* **Work instructions**: Which lines below hold the word "icon"? Report each one.
╭─ Data lines
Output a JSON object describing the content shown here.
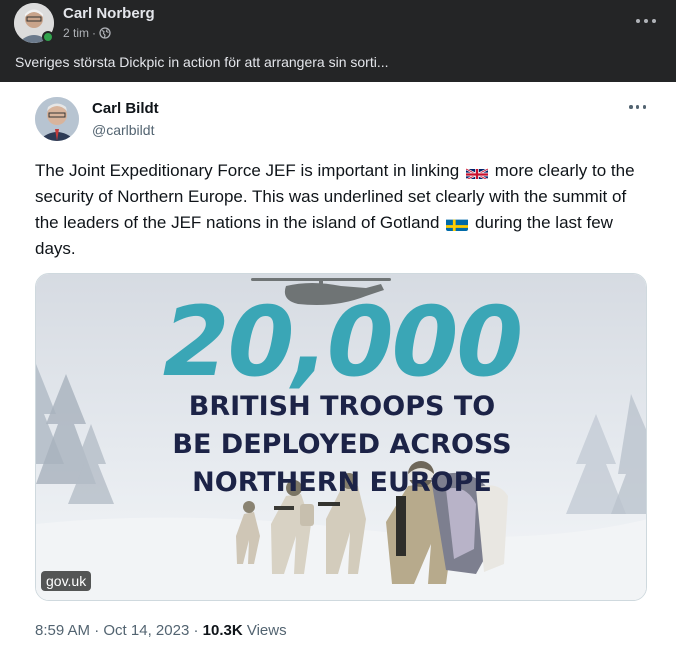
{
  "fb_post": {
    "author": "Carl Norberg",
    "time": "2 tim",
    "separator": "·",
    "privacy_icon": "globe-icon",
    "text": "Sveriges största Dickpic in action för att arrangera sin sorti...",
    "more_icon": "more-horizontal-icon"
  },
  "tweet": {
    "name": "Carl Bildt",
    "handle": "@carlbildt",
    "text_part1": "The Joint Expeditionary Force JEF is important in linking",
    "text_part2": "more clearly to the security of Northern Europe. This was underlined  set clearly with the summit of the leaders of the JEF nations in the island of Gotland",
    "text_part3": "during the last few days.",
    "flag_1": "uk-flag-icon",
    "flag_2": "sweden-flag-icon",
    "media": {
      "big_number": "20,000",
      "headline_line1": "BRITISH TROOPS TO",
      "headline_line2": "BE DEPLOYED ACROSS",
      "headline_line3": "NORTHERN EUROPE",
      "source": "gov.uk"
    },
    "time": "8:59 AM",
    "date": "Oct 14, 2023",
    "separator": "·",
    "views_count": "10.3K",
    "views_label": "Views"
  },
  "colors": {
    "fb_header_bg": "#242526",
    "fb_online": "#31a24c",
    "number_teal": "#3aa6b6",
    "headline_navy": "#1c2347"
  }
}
╰─
╭─ Data lines
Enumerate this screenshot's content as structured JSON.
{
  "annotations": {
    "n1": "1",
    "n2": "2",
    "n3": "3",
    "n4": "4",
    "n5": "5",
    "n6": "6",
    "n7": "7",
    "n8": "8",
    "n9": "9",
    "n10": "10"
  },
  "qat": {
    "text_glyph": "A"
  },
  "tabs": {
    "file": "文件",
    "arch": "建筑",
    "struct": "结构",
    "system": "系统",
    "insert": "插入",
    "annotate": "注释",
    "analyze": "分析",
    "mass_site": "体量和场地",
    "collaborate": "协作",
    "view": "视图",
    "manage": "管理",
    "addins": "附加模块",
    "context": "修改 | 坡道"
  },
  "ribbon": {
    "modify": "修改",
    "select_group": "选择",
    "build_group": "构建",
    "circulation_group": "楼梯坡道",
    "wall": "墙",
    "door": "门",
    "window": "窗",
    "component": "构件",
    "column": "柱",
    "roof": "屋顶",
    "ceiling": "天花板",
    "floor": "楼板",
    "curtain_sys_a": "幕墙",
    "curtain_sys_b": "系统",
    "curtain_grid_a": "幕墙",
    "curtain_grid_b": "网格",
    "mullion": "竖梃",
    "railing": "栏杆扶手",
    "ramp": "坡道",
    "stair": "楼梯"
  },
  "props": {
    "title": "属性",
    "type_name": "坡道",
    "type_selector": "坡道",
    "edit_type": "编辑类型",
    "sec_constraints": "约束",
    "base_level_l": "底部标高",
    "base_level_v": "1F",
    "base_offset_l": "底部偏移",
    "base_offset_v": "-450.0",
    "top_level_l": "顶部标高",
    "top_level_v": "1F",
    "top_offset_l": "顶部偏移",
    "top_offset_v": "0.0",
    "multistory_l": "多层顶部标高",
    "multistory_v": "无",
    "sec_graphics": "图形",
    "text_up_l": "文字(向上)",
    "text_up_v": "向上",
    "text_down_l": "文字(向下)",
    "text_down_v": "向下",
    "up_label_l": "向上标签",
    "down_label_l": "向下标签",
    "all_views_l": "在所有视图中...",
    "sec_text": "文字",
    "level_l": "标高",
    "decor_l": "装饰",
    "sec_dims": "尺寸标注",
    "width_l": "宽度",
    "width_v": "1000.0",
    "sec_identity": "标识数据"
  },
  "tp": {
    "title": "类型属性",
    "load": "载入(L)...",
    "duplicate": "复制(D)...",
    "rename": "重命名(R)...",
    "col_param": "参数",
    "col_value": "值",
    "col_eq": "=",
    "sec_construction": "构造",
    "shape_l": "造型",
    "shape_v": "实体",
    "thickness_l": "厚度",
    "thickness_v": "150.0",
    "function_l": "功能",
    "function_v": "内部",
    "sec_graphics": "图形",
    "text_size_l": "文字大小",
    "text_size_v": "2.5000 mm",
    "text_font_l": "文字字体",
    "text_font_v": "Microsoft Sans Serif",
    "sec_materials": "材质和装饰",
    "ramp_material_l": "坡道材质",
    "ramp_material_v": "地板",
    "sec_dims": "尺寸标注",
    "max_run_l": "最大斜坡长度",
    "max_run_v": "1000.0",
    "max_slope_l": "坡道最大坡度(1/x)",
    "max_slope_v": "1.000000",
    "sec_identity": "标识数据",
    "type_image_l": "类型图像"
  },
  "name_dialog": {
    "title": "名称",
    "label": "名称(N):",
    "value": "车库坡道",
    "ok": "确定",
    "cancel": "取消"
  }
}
╰─
╭─ Data lines
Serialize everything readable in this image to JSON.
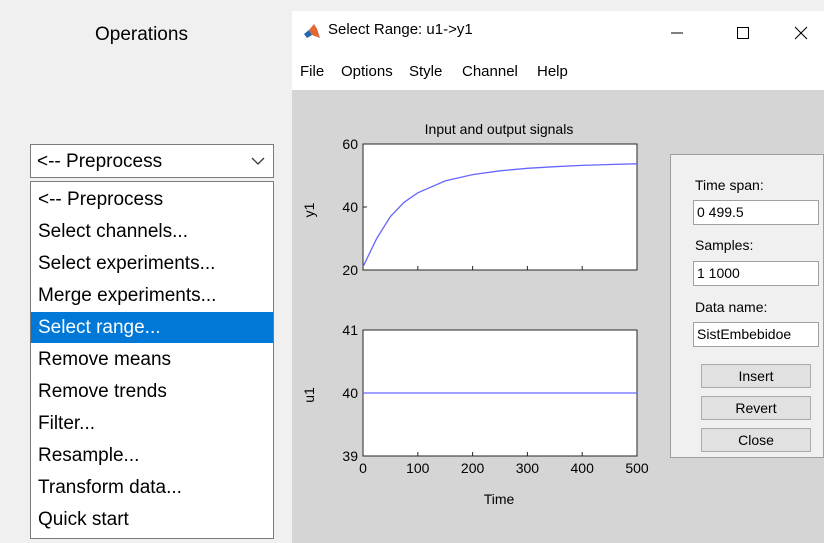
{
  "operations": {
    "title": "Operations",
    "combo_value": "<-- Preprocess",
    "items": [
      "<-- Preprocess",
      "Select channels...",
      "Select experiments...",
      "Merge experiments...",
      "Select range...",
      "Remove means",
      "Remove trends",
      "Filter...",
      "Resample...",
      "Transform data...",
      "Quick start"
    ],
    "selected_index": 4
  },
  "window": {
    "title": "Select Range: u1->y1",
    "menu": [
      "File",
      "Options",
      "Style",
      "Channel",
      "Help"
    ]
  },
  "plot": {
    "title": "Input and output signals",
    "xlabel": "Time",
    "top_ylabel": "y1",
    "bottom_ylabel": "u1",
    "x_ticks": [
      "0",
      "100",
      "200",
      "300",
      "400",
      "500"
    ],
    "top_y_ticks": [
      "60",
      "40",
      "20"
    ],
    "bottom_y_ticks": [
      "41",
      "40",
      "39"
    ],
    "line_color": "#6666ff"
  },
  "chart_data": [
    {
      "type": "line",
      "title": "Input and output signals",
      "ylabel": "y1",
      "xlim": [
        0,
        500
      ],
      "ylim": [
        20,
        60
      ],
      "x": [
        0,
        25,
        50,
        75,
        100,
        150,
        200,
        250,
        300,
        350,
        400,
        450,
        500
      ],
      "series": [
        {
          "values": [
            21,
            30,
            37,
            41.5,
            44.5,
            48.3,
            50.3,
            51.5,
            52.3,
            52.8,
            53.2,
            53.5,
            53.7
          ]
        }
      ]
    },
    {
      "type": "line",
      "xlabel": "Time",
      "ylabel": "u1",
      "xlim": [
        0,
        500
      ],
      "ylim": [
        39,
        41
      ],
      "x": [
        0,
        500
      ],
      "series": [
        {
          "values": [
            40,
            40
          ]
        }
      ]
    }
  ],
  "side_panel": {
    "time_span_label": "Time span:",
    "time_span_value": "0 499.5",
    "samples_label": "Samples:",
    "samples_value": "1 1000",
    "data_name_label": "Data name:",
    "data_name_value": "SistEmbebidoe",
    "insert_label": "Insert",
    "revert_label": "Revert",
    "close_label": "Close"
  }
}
╰─
* **The response**:
    "privacy_icon": "globe-icon",
    "more_icon": "more-horizontal-icon"
    "flag_1": "uk-flag-icon",
    "flag_2": "sweden-flag-icon",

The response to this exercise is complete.